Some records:
━━━━━━━━━━

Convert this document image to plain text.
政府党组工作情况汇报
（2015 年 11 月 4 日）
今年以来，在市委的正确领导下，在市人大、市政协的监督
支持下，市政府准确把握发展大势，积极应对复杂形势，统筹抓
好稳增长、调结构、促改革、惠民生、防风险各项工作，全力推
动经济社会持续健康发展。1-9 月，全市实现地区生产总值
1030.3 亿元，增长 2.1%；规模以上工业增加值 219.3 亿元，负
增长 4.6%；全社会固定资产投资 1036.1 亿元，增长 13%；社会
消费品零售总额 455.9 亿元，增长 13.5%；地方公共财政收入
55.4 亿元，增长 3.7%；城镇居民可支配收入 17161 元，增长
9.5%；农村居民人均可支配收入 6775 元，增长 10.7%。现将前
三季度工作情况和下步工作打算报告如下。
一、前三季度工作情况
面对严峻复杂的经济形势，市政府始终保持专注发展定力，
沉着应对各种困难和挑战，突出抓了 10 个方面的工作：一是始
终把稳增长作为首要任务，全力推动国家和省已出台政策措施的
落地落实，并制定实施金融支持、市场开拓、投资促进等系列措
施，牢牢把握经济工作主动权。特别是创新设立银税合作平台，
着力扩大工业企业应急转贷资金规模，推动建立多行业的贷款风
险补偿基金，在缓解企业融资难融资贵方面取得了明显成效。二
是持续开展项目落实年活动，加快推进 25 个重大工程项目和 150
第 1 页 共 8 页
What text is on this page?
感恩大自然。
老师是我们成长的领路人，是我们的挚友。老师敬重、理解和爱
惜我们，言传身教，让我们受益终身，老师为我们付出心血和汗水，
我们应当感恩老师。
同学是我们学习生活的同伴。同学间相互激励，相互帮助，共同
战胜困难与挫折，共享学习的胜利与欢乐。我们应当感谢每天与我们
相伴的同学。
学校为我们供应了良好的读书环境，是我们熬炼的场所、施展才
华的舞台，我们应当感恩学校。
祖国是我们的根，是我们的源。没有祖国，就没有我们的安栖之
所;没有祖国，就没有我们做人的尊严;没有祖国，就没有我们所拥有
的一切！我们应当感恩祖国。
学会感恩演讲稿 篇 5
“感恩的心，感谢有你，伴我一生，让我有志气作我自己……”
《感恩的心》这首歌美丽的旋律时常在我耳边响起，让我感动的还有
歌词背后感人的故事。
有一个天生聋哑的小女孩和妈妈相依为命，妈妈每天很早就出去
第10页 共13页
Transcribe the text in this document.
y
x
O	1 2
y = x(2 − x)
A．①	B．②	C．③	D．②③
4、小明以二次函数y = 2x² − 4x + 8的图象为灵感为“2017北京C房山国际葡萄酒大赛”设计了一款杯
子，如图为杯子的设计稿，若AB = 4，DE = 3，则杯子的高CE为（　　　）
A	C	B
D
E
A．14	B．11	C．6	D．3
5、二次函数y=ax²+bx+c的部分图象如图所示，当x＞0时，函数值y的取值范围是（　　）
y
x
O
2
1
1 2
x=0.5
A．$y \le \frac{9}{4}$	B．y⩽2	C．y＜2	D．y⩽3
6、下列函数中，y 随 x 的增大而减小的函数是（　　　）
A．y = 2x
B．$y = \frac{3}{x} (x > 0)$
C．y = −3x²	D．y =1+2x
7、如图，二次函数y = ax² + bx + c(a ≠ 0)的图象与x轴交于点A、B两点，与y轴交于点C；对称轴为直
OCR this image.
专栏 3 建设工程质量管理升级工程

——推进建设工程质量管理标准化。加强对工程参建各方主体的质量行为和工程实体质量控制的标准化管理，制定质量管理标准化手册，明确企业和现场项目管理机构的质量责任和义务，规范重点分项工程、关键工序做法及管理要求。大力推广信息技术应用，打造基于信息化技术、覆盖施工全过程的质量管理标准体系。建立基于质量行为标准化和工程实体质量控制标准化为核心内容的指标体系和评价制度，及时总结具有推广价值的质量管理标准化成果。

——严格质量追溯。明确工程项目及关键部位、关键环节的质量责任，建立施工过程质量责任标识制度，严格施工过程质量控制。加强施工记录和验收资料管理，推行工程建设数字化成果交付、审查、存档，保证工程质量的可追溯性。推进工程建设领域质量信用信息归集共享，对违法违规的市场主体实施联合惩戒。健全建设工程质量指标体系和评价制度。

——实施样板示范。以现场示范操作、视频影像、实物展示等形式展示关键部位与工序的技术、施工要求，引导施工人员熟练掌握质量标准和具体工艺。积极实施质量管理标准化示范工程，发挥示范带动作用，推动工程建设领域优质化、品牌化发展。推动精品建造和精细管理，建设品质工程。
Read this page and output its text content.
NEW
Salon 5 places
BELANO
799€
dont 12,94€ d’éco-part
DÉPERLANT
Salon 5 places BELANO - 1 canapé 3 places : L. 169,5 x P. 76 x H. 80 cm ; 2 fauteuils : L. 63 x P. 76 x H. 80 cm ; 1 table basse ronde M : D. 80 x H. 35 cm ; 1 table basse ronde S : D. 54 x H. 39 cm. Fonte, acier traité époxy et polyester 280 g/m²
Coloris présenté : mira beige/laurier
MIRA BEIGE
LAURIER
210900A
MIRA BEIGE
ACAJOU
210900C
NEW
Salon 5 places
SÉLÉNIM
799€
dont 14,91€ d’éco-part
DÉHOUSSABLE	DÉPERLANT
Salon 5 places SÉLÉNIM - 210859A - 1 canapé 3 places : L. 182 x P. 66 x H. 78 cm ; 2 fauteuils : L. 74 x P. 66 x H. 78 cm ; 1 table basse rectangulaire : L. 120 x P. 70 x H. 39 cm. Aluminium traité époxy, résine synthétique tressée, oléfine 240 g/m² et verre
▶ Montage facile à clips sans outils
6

━━━━━━━━━━

▶ _WHAT NEEDS TO BE DONE_
Above are some records; extract every one of them exactly.

▶ _RESPONSE TO THIS TASK_
Convert this document image to plain text.
政府党组工作情况汇报
（2015 年 11 月 4 日）
今年以来，在市委的正确领导下，在市人大、市政协的监督
支持下，市政府准确把握发展大势，积极应对复杂形势，统筹抓
好稳增长、调结构、促改革、惠民生、防风险各项工作，全力推
动经济社会持续健康发展。1-9 月，全市实现地区生产总值
1030.3 亿元，增长 2.1%；规模以上工业增加值 219.3 亿元，负
增长 4.6%；全社会固定资产投资 1036.1 亿元，增长 13%；社会
消费品零售总额 455.9 亿元，增长 13.5%；地方公共财政收入
55.4 亿元，增长 3.7%；城镇居民可支配收入 17161 元，增长
9.5%；农村居民人均可支配收入 6775 元，增长 10.7%。现将前
三季度工作情况和下步工作打算报告如下。
一、前三季度工作情况
面对严峻复杂的经济形势，市政府始终保持专注发展定力，
沉着应对各种困难和挑战，突出抓了 10 个方面的工作：一是始
终把稳增长作为首要任务，全力推动国家和省已出台政策措施的
落地落实，并制定实施金融支持、市场开拓、投资促进等系列措
施，牢牢把握经济工作主动权。特别是创新设立银税合作平台，
着力扩大工业企业应急转贷资金规模，推动建立多行业的贷款风
险补偿基金，在缓解企业融资难融资贵方面取得了明显成效。二
是持续开展项目落实年活动，加快推进 25 个重大工程项目和 150
第 1 页 共 8 页
What text is on this page?
感恩大自然。
老师是我们成长的领路人，是我们的挚友。老师敬重、理解和爱
惜我们，言传身教，让我们受益终身，老师为我们付出心血和汗水，
我们应当感恩老师。
同学是我们学习生活的同伴。同学间相互激励，相互帮助，共同
战胜困难与挫折，共享学习的胜利与欢乐。我们应当感谢每天与我们
相伴的同学。
学校为我们供应了良好的读书环境，是我们熬炼的场所、施展才
华的舞台，我们应当感恩学校。
祖国是我们的根，是我们的源。没有祖国，就没有我们的安栖之
所;没有祖国，就没有我们做人的尊严;没有祖国，就没有我们所拥有
的一切！我们应当感恩祖国。
学会感恩演讲稿 篇 5
“感恩的心，感谢有你，伴我一生，让我有志气作我自己……”
《感恩的心》这首歌美丽的旋律时常在我耳边响起，让我感动的还有
歌词背后感人的故事。
有一个天生聋哑的小女孩和妈妈相依为命，妈妈每天很早就出去
第10页 共13页
Transcribe the text in this document.
y
x
O	1 2
y = x(2 − x)
A．①	B．②	C．③	D．②③
4、小明以二次函数y = 2x² − 4x + 8的图象为灵感为“2017北京C房山国际葡萄酒大赛”设计了一款杯
子，如图为杯子的设计稿，若AB = 4，DE = 3，则杯子的高CE为（　　　）
A	C	B
D
E
A．14	B．11	C．6	D．3
5、二次函数y=ax²+bx+c的部分图象如图所示，当x＞0时，函数值y的取值范围是（　　）
y
x
O
2
1
1 2
x=0.5
A．$y \le \frac{9}{4}$	B．y⩽2	C．y＜2	D．y⩽3
6、下列函数中，y 随 x 的增大而减小的函数是（　　　）
A．y = 2x
B．$y = \frac{3}{x} (x > 0)$
C．y = −3x²	D．y =1+2x
7、如图，二次函数y = ax² + bx + c(a ≠ 0)的图象与x轴交于点A、B两点，与y轴交于点C；对称轴为直
OCR this image.
专栏 3 建设工程质量管理升级工程

——推进建设工程质量管理标准化。加强对工程参建各方主体的质量行为和工程实体质量控制的标准化管理，制定质量管理标准化手册，明确企业和现场项目管理机构的质量责任和义务，规范重点分项工程、关键工序做法及管理要求。大力推广信息技术应用，打造基于信息化技术、覆盖施工全过程的质量管理标准体系。建立基于质量行为标准化和工程实体质量控制标准化为核心内容的指标体系和评价制度，及时总结具有推广价值的质量管理标准化成果。

——严格质量追溯。明确工程项目及关键部位、关键环节的质量责任，建立施工过程质量责任标识制度，严格施工过程质量控制。加强施工记录和验收资料管理，推行工程建设数字化成果交付、审查、存档，保证工程质量的可追溯性。推进工程建设领域质量信用信息归集共享，对违法违规的市场主体实施联合惩戒。健全建设工程质量指标体系和评价制度。

——实施样板示范。以现场示范操作、视频影像、实物展示等形式展示关键部位与工序的技术、施工要求，引导施工人员熟练掌握质量标准和具体工艺。积极实施质量管理标准化示范工程，发挥示范带动作用，推动工程建设领域优质化、品牌化发展。推动精品建造和精细管理，建设品质工程。
Read this page and output its text content.
NEW
Salon 5 places
BELANO
799€
dont 12,94€ d’éco-part
DÉPERLANT
Salon 5 places BELANO - 1 canapé 3 places : L. 169,5 x P. 76 x H. 80 cm ; 2 fauteuils : L. 63 x P. 76 x H. 80 cm ; 1 table basse ronde M : D. 80 x H. 35 cm ; 1 table basse ronde S : D. 54 x H. 39 cm. Fonte, acier traité époxy et polyester 280 g/m²
Coloris présenté : mira beige/laurier
MIRA BEIGE
LAURIER
210900A
MIRA BEIGE
ACAJOU
210900C
NEW
Salon 5 places
SÉLÉNIM
799€
dont 14,91€ d’éco-part
DÉHOUSSABLE	DÉPERLANT
Salon 5 places SÉLÉNIM - 210859A - 1 canapé 3 places : L. 182 x P. 66 x H. 78 cm ; 2 fauteuils : L. 74 x P. 66 x H. 78 cm ; 1 table basse rectangulaire : L. 120 x P. 70 x H. 39 cm. Aluminium traité époxy, résine synthétique tressée, oléfine 240 g/m² et verre
▶ Montage facile à clips sans outils
6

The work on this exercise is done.